#### [Task]
Look over the lines below. Report each one that includes the string "label".

#### [Stored data]
— BEGIN —

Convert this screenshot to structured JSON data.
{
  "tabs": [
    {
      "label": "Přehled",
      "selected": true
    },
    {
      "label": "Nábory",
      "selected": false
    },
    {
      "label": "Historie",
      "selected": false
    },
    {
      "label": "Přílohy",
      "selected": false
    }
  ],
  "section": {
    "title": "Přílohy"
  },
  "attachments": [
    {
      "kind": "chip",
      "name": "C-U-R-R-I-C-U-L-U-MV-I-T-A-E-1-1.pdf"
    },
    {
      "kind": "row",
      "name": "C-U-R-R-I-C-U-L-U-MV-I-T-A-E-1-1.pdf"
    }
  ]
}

— END —

#### [Answer in full]
      "label": "Přehled",
      "label": "Nábory",
      "label": "Historie",
      "label": "Přílohy",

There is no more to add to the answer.